The request: Work out the number of lines containing "name". Answer with nothing but that number.

>> Start Working data

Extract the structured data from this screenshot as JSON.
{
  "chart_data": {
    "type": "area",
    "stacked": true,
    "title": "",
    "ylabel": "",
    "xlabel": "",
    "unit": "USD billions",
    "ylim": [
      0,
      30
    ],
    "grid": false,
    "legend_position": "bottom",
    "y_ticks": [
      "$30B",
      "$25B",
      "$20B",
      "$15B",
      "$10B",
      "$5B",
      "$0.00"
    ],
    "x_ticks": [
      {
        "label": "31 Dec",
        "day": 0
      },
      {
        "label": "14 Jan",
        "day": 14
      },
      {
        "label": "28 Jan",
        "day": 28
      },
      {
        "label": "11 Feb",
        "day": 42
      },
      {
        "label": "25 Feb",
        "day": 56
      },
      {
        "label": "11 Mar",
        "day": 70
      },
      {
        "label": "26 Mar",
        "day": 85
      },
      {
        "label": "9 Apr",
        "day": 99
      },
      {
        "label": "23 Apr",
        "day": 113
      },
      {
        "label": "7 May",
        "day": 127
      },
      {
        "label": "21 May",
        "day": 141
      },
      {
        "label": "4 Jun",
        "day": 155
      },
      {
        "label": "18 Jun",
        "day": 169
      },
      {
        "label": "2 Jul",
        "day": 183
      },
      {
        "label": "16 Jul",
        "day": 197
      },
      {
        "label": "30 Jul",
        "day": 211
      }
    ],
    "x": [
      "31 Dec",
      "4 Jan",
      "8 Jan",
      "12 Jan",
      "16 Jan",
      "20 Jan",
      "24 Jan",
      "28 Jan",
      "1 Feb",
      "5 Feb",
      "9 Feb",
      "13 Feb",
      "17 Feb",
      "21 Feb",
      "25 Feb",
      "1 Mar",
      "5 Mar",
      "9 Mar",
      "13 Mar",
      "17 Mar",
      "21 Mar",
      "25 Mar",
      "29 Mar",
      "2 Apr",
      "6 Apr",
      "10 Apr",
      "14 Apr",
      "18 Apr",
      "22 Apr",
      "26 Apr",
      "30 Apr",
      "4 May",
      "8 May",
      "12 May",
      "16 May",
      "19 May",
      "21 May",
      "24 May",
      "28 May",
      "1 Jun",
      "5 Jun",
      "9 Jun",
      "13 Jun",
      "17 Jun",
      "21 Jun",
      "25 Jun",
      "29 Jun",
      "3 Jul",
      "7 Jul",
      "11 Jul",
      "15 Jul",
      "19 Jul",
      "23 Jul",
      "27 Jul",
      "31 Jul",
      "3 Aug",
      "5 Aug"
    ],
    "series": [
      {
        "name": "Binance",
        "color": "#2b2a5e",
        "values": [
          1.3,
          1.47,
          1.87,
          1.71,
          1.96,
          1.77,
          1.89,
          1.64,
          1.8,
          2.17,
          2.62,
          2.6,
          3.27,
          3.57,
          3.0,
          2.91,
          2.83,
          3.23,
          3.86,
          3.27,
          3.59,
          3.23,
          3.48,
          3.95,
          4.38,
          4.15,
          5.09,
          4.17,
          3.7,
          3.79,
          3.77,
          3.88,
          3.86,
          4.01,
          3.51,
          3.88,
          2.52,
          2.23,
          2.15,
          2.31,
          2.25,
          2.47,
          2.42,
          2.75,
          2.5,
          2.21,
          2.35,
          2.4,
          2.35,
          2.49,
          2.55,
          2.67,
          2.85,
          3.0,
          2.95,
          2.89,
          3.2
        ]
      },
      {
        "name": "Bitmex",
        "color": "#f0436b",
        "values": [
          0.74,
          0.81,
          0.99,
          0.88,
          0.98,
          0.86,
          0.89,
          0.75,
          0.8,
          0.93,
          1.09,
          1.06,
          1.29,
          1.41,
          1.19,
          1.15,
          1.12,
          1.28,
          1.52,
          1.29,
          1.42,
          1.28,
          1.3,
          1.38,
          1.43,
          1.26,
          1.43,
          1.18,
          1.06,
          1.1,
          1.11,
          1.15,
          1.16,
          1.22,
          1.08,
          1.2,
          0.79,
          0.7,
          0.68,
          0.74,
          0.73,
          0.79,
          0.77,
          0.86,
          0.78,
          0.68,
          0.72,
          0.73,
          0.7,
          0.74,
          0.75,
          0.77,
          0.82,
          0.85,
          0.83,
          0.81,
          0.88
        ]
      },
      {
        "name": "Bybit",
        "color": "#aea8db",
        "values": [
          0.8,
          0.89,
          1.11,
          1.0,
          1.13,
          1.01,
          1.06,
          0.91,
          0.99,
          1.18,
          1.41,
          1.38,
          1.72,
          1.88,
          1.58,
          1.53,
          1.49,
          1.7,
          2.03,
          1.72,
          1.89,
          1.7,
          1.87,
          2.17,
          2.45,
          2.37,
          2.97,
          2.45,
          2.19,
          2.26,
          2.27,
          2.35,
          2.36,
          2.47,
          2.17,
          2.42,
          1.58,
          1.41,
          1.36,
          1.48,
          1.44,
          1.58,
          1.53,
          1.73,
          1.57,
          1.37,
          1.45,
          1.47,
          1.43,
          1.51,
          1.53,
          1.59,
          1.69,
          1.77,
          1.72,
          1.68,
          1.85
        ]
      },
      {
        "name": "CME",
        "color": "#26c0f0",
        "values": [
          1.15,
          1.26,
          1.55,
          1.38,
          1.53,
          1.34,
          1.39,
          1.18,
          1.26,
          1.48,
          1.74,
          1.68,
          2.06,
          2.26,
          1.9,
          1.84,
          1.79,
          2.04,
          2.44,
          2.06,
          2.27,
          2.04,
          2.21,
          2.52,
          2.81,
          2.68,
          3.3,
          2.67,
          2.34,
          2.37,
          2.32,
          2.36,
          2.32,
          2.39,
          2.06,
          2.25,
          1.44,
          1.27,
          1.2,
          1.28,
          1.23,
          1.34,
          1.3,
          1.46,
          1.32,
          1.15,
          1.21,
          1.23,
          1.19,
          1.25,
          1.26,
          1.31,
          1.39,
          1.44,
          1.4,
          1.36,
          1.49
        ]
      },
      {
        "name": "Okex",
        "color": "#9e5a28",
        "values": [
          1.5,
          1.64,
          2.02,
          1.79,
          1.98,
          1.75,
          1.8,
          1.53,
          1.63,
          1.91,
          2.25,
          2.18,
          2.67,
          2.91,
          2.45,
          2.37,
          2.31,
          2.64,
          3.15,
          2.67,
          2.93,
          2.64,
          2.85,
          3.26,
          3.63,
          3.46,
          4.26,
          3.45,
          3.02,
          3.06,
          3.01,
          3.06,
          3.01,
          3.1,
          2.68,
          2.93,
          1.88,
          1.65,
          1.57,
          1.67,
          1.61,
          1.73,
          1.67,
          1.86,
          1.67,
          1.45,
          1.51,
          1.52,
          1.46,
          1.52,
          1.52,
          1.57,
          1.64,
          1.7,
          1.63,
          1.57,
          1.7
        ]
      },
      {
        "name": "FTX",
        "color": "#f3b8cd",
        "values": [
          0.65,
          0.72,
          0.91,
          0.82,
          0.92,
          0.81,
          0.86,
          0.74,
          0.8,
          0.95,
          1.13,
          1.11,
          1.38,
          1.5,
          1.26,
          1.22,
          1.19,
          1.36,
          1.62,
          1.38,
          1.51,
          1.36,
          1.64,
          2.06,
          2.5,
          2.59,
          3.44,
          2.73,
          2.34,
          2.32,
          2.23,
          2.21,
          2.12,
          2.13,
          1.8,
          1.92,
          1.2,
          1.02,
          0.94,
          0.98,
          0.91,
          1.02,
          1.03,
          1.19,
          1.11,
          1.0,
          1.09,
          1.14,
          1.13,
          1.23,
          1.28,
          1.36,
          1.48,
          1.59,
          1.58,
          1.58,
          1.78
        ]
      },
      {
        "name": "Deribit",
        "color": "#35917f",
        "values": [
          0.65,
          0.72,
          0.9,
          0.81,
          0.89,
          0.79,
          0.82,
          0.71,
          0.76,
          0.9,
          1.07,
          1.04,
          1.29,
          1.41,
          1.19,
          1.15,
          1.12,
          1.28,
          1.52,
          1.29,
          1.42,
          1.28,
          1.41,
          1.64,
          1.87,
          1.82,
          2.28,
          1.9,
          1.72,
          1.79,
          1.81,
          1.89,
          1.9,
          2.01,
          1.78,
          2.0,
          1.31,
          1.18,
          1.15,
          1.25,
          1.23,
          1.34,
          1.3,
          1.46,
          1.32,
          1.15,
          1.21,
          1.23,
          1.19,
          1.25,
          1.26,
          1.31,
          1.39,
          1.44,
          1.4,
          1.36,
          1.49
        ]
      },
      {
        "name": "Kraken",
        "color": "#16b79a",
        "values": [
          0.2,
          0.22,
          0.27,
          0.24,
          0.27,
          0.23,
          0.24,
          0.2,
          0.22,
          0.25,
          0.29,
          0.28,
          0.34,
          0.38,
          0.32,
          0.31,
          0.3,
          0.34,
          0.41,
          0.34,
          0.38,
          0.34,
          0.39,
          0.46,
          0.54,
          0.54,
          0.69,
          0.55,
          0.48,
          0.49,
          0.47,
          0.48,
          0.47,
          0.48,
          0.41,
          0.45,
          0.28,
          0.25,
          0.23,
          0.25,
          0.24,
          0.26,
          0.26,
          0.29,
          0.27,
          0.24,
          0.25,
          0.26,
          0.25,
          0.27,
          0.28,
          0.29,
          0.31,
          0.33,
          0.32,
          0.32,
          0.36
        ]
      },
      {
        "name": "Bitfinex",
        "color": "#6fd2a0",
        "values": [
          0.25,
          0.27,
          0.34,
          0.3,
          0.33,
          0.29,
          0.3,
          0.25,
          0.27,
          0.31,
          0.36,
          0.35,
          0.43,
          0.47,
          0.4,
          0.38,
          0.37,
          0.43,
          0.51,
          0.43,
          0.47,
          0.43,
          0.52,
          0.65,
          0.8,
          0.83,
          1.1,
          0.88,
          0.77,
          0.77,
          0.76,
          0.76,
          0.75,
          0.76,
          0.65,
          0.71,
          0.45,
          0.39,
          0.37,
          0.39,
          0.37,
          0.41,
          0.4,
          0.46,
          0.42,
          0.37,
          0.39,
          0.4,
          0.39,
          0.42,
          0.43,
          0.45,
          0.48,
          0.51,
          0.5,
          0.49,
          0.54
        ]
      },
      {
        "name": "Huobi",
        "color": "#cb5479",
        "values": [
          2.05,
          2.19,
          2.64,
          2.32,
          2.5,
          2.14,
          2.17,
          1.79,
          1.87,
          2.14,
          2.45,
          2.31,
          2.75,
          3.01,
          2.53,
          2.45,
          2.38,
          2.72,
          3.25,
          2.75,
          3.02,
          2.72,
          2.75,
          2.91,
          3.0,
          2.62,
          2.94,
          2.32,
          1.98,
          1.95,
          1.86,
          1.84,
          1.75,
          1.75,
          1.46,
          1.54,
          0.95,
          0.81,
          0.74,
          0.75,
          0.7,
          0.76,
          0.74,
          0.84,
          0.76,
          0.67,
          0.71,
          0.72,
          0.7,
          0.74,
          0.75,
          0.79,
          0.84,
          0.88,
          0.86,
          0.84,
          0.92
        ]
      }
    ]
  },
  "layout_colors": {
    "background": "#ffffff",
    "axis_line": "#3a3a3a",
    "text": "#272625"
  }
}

>> End Working data

Solution for this problem: 10